■ Brief: Return the full listing exactly as it is written.

■ Data for processing:
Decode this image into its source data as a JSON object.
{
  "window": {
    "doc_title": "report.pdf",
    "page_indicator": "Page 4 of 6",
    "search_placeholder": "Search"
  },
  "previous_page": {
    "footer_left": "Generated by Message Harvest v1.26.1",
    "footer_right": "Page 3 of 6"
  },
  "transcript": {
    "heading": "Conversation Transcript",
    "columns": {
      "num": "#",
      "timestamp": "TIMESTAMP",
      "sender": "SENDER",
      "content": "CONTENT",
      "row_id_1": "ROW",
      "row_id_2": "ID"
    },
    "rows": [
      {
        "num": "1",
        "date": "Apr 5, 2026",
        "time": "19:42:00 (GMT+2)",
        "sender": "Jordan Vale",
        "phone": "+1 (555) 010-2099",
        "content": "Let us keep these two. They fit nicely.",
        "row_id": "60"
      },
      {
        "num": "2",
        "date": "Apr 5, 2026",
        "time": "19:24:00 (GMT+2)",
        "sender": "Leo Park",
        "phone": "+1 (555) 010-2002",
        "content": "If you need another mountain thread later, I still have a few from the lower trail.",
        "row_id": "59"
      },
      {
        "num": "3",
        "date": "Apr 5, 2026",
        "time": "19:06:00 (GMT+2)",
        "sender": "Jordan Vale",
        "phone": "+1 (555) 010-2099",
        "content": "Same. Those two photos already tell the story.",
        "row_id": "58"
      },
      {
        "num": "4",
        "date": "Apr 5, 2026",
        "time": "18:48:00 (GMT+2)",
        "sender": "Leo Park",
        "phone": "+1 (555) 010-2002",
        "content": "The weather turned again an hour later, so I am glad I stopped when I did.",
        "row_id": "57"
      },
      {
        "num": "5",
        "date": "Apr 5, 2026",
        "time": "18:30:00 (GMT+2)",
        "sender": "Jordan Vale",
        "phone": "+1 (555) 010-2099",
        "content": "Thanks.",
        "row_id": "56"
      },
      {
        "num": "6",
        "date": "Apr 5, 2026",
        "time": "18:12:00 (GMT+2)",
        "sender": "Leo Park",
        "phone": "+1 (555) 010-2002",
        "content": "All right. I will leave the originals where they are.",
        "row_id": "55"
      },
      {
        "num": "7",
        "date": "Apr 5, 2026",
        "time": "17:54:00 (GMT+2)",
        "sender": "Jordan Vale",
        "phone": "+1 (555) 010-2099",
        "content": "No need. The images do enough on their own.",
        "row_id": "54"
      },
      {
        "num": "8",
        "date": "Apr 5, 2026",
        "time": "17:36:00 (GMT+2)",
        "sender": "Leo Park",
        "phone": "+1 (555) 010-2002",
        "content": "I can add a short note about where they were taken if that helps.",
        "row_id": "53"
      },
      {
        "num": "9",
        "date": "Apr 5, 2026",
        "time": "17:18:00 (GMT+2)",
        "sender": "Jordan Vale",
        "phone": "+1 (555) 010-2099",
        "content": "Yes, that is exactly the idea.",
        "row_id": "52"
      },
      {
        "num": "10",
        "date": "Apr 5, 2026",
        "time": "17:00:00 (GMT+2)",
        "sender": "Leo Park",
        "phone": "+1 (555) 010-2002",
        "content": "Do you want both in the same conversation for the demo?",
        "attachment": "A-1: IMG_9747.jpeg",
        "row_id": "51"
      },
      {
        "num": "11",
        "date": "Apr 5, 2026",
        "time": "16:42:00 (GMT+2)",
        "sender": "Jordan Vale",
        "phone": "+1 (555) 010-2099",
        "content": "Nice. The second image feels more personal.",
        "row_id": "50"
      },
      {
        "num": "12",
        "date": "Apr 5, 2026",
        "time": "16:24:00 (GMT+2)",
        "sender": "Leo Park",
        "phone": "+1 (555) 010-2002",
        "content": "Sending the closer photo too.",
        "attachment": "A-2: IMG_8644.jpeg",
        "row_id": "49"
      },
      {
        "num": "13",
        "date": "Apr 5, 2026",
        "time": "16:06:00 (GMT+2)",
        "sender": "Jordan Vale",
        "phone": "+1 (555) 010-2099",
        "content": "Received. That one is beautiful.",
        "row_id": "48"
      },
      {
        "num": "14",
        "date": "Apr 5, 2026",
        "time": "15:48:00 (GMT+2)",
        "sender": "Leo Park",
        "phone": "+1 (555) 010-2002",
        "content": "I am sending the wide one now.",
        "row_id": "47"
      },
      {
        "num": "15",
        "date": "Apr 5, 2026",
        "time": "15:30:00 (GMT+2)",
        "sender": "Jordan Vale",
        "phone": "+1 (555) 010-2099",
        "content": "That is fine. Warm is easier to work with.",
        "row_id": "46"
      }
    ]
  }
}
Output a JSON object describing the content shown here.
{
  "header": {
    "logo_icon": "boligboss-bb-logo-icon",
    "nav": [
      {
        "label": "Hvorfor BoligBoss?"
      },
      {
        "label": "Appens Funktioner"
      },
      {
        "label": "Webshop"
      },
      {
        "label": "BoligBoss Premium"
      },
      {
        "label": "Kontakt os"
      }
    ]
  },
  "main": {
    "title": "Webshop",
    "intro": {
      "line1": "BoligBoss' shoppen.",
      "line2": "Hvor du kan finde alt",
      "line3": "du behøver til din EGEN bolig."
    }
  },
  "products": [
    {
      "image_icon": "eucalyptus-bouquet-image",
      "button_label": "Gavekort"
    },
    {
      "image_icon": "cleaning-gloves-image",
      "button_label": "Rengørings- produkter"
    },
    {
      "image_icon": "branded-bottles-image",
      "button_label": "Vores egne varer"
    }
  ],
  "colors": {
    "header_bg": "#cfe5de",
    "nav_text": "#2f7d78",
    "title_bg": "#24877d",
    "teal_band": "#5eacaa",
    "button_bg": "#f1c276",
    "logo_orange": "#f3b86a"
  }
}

■ Result of the exercise:
Decode this image into its source data as a JSON object.
{
  "window": {
    "doc_title": "report.pdf",
    "page_indicator": "Page 4 of 6",
    "search_placeholder": "Search"
  },
  "previous_page": {
    "footer_left": "Generated by Message Harvest v1.26.1",
    "footer_right": "Page 3 of 6"
  },
  "transcript": {
    "heading": "Conversation Transcript",
    "columns": {
      "num": "#",
      "timestamp": "TIMESTAMP",
      "sender": "SENDER",
      "content": "CONTENT",
      "row_id_1": "ROW",
      "row_id_2": "ID"
    },
    "rows": [
      {
        "num": "1",
        "date": "Apr 5, 2026",
        "time": "19:42:00 (GMT+2)",
        "sender": "Jordan Vale",
        "phone": "+1 (555) 010-2099",
        "content": "Let us keep these two. They fit nicely.",
        "row_id": "60"
      },
      {
        "num": "2",
        "date": "Apr 5, 2026",
        "time": "19:24:00 (GMT+2)",
        "sender": "Leo Park",
        "phone": "+1 (555) 010-2002",
        "content": "If you need another mountain thread later, I still have a few from the lower trail.",
        "row_id": "59"
      },
      {
        "num": "3",
        "date": "Apr 5, 2026",
        "time": "19:06:00 (GMT+2)",
        "sender": "Jordan Vale",
        "phone": "+1 (555) 010-2099",
        "content": "Same. Those two photos already tell the story.",
        "row_id": "58"
      },
      {
        "num": "4",
        "date": "Apr 5, 2026",
        "time": "18:48:00 (GMT+2)",
        "sender": "Leo Park",
        "phone": "+1 (555) 010-2002",
        "content": "The weather turned again an hour later, so I am glad I stopped when I did.",
        "row_id": "57"
      },
      {
        "num": "5",
        "date": "Apr 5, 2026",
        "time": "18:30:00 (GMT+2)",
        "sender": "Jordan Vale",
        "phone": "+1 (555) 010-2099",
        "content": "Thanks.",
        "row_id": "56"
      },
      {
        "num": "6",
        "date": "Apr 5, 2026",
        "time": "18:12:00 (GMT+2)",
        "sender": "Leo Park",
        "phone": "+1 (555) 010-2002",
        "content": "All right. I will leave the originals where they are.",
        "row_id": "55"
      },
      {
        "num": "7",
        "date": "Apr 5, 2026",
        "time": "17:54:00 (GMT+2)",
        "sender": "Jordan Vale",
        "phone": "+1 (555) 010-2099",
        "content": "No need. The images do enough on their own.",
        "row_id": "54"
      },
      {
        "num": "8",
        "date": "Apr 5, 2026",
        "time": "17:36:00 (GMT+2)",
        "sender": "Leo Park",
        "phone": "+1 (555) 010-2002",
        "content": "I can add a short note about where they were taken if that helps.",
        "row_id": "53"
      },
      {
        "num": "9",
        "date": "Apr 5, 2026",
        "time": "17:18:00 (GMT+2)",
        "sender": "Jordan Vale",
        "phone": "+1 (555) 010-2099",
        "content": "Yes, that is exactly the idea.",
        "row_id": "52"
      },
      {
        "num": "10",
        "date": "Apr 5, 2026",
        "time": "17:00:00 (GMT+2)",
        "sender": "Leo Park",
        "phone": "+1 (555) 010-2002",
        "content": "Do you want both in the same conversation for the demo?",
        "attachment": "A-1: IMG_9747.jpeg",
        "row_id": "51"
      },
      {
        "num": "11",
        "date": "Apr 5, 2026",
        "time": "16:42:00 (GMT+2)",
        "sender": "Jordan Vale",
        "phone": "+1 (555) 010-2099",
        "content": "Nice. The second image feels more personal.",
        "row_id": "50"
      },
      {
        "num": "12",
        "date": "Apr 5, 2026",
        "time": "16:24:00 (GMT+2)",
        "sender": "Leo Park",
        "phone": "+1 (555) 010-2002",
        "content": "Sending the closer photo too.",
        "attachment": "A-2: IMG_8644.jpeg",
        "row_id": "49"
      },
      {
        "num": "13",
        "date": "Apr 5, 2026",
        "time": "16:06:00 (GMT+2)",
        "sender": "Jordan Vale",
        "phone": "+1 (555) 010-2099",
        "content": "Received. That one is beautiful.",
        "row_id": "48"
      },
      {
        "num": "14",
        "date": "Apr 5, 2026",
        "time": "15:48:00 (GMT+2)",
        "sender": "Leo Park",
        "phone": "+1 (555) 010-2002",
        "content": "I am sending the wide one now.",
        "row_id": "47"
      },
      {
        "num": "15",
        "date": "Apr 5, 2026",
        "time": "15:30:00 (GMT+2)",
        "sender": "Jordan Vale",
        "phone": "+1 (555) 010-2099",
        "content": "That is fine. Warm is easier to work with.",
        "row_id": "46"
      }
    ]
  }
}
Output a JSON object describing the content shown here.
{
  "header": {
    "logo_icon": "boligboss-bb-logo-icon",
    "nav": [
      {
        "label": "Hvorfor BoligBoss?"
      },
      {
        "label": "Appens Funktioner"
      },
      {
        "label": "Webshop"
      },
      {
        "label": "BoligBoss Premium"
      },
      {
        "label": "Kontakt os"
      }
    ]
  },
  "main": {
    "title": "Webshop",
    "intro": {
      "line1": "BoligBoss' shoppen.",
      "line2": "Hvor du kan finde alt",
      "line3": "du behøver til din EGEN bolig."
    }
  },
  "products": [
    {
      "image_icon": "eucalyptus-bouquet-image",
      "button_label": "Gavekort"
    },
    {
      "image_icon": "cleaning-gloves-image",
      "button_label": "Rengørings- produkter"
    },
    {
      "image_icon": "branded-bottles-image",
      "button_label": "Vores egne varer"
    }
  ],
  "colors": {
    "header_bg": "#cfe5de",
    "nav_text": "#2f7d78",
    "title_bg": "#24877d",
    "teal_band": "#5eacaa",
    "button_bg": "#f1c276",
    "logo_orange": "#f3b86a"
  }
}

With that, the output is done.